> **Excerpted records**

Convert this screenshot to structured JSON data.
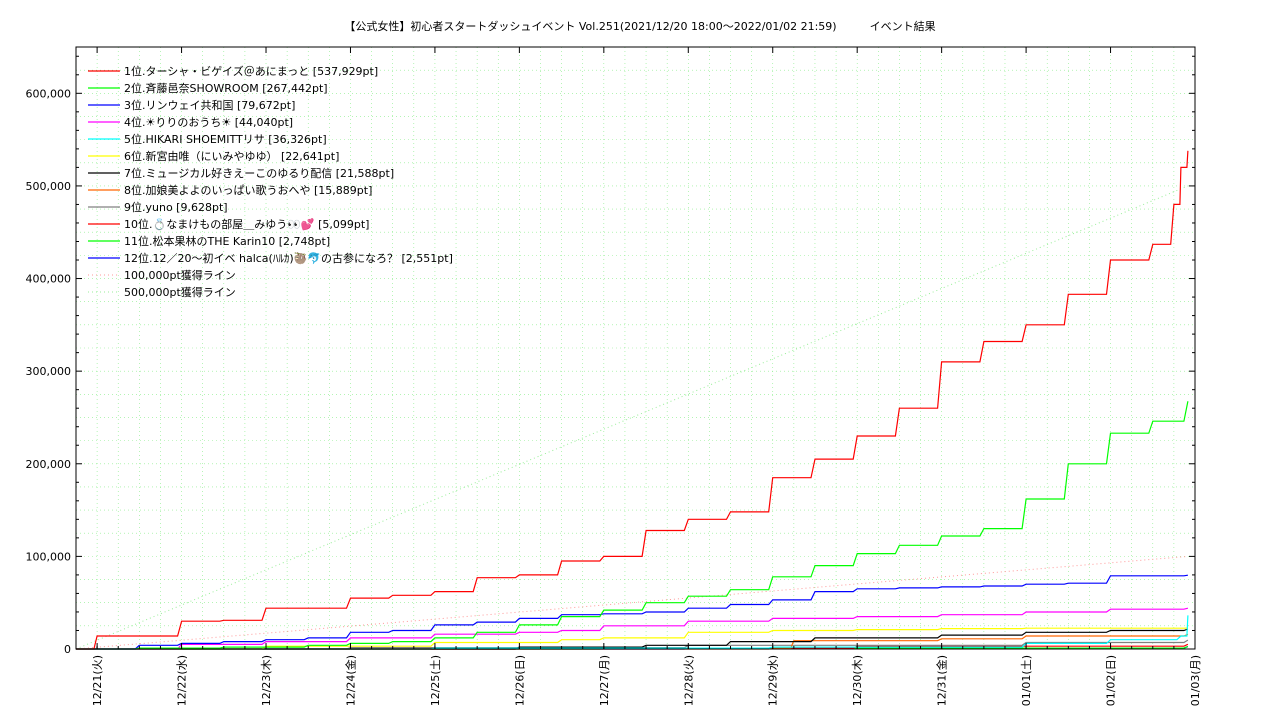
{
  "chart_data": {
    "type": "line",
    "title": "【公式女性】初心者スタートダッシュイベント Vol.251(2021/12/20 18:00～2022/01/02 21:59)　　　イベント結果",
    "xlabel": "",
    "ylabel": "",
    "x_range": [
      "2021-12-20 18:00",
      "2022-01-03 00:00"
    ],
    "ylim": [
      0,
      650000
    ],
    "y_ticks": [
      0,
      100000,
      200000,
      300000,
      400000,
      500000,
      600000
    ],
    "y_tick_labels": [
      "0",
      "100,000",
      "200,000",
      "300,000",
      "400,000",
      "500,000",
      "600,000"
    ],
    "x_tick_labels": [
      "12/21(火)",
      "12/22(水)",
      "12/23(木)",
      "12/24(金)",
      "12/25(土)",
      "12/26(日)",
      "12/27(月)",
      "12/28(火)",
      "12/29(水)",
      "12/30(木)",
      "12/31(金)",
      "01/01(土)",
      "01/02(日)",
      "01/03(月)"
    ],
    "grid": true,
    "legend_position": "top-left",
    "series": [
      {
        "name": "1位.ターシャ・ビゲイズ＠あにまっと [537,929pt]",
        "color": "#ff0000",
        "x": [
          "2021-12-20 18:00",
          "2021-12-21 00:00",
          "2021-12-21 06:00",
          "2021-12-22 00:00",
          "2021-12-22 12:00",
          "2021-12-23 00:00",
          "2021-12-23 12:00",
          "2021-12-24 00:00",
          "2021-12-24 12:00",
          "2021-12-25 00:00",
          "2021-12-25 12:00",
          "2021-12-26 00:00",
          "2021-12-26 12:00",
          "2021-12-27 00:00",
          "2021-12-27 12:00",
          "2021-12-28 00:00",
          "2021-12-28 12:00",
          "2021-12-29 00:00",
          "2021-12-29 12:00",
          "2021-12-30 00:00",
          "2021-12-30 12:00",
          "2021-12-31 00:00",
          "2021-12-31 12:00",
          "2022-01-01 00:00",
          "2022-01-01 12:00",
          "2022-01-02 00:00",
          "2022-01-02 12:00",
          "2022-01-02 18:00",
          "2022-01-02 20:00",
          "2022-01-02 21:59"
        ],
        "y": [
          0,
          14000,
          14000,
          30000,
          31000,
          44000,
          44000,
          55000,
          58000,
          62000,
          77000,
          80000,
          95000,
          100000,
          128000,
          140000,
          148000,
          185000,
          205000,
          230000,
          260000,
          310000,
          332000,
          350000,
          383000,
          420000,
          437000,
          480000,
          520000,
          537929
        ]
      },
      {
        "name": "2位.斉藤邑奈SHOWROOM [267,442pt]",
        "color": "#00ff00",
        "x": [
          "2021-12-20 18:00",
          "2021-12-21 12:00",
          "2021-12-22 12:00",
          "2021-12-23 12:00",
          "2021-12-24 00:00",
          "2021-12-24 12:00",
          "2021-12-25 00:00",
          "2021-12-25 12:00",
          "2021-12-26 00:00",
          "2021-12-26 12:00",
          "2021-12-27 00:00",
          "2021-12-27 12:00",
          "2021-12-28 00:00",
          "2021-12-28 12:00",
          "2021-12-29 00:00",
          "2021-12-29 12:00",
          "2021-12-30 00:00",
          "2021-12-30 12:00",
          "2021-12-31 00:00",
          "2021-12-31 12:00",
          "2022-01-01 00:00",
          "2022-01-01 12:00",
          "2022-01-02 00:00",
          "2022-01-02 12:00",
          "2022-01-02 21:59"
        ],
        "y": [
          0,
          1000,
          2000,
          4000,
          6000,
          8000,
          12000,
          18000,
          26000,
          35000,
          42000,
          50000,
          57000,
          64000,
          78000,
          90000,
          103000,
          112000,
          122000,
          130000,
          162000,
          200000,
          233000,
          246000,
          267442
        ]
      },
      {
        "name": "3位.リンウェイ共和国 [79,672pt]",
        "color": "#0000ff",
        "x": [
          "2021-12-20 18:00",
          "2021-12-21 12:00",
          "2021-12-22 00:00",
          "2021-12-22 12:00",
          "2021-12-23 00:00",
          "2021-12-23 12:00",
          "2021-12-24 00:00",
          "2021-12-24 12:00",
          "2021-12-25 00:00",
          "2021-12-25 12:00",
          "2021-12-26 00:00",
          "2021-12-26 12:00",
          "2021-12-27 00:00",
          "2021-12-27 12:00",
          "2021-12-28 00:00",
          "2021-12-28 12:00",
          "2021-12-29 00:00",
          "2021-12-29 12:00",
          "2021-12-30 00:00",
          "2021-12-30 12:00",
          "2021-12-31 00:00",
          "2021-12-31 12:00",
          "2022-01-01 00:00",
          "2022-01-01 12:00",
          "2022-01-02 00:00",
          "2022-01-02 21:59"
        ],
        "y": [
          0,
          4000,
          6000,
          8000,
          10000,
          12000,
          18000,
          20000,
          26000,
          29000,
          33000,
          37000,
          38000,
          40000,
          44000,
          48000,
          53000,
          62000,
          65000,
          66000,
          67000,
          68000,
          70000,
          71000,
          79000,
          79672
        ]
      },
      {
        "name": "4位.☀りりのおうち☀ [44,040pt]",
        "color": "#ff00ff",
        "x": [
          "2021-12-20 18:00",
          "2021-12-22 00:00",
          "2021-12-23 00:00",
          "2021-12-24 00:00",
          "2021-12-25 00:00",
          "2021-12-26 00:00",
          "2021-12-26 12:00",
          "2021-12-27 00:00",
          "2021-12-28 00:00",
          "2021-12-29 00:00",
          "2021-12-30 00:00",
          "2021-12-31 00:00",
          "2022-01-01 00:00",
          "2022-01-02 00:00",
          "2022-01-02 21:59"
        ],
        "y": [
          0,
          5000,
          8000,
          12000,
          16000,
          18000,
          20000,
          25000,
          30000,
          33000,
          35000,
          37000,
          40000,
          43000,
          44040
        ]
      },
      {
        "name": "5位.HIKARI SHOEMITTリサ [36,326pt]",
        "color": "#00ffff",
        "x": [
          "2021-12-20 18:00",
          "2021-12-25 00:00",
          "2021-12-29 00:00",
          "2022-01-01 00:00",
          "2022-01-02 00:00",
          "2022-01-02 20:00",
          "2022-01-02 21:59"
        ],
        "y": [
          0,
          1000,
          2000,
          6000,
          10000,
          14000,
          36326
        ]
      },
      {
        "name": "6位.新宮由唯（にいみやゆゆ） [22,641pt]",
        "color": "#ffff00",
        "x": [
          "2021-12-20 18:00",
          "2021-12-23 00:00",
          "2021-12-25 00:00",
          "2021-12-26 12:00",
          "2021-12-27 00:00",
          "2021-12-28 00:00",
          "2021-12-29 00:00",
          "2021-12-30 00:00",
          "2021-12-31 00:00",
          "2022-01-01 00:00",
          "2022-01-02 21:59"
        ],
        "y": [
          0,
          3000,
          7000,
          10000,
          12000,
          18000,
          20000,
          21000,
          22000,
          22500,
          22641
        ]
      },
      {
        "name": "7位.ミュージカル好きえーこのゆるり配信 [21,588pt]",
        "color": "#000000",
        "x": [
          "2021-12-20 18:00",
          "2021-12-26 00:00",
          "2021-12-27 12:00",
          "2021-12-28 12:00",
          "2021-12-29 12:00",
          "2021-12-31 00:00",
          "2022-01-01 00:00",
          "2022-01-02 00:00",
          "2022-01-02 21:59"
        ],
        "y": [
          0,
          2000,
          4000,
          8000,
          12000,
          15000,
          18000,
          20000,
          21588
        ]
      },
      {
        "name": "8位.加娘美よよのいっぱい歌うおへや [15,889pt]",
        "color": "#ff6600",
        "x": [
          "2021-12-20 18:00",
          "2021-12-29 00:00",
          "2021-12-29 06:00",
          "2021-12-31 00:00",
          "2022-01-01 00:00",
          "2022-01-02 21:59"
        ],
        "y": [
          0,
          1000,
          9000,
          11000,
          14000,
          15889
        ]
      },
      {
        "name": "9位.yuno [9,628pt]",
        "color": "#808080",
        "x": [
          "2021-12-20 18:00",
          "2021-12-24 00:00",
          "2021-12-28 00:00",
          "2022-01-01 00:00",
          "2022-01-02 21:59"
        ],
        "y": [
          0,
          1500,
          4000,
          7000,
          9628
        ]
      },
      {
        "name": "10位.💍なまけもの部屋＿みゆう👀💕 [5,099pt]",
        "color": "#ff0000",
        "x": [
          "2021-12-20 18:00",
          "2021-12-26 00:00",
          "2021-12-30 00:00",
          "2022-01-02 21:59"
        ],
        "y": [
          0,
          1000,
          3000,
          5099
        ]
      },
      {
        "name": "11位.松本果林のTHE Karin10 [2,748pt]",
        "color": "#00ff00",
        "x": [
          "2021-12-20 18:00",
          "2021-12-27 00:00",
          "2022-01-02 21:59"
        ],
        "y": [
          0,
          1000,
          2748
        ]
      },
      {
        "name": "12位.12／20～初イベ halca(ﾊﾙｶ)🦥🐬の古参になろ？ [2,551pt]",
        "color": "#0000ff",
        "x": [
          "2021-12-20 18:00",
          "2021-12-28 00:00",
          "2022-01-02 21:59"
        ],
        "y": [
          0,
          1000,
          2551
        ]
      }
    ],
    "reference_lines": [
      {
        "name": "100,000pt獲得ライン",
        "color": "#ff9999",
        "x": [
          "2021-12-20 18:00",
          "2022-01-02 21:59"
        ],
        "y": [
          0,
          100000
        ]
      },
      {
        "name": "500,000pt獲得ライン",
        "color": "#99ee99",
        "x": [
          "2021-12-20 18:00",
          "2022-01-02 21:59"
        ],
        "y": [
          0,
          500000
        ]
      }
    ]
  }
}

...

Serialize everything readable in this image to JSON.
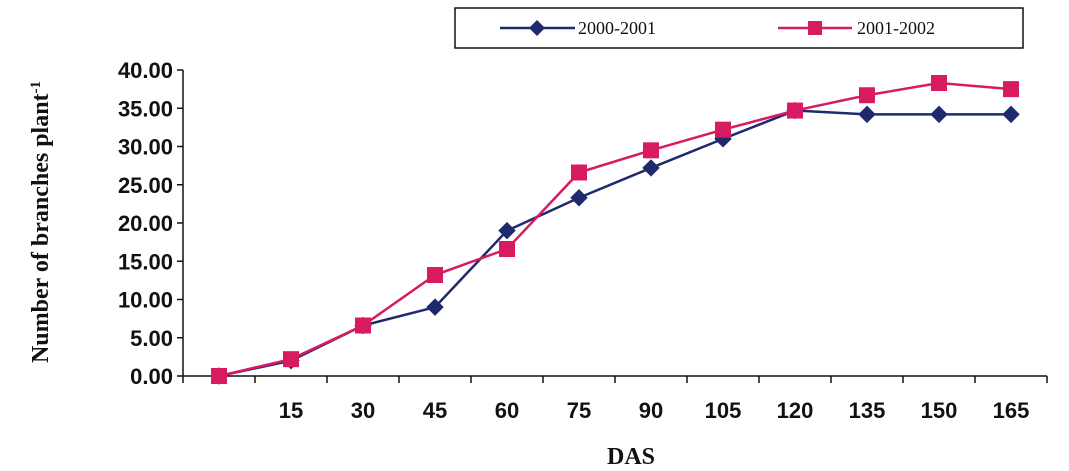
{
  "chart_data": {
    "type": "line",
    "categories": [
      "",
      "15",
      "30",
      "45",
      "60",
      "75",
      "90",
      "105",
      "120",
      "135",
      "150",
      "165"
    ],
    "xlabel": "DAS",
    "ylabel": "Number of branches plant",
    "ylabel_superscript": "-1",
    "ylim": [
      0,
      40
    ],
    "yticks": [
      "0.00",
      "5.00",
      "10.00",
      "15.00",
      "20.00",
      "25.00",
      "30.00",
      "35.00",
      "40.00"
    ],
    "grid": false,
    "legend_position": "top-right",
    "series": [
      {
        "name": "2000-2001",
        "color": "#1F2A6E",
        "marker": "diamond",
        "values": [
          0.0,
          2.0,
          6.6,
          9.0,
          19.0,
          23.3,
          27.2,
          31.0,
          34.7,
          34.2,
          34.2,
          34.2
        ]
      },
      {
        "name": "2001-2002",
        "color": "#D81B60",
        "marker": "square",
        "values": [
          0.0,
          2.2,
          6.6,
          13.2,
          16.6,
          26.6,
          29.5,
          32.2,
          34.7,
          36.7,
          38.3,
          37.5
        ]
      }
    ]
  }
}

> **Objective**
Select and copy every line of the listing with the word "JSON".

> **Answer to this problem**
Convert this screenshot to structured JSON data.
Serialize everything readable in this image to JSON.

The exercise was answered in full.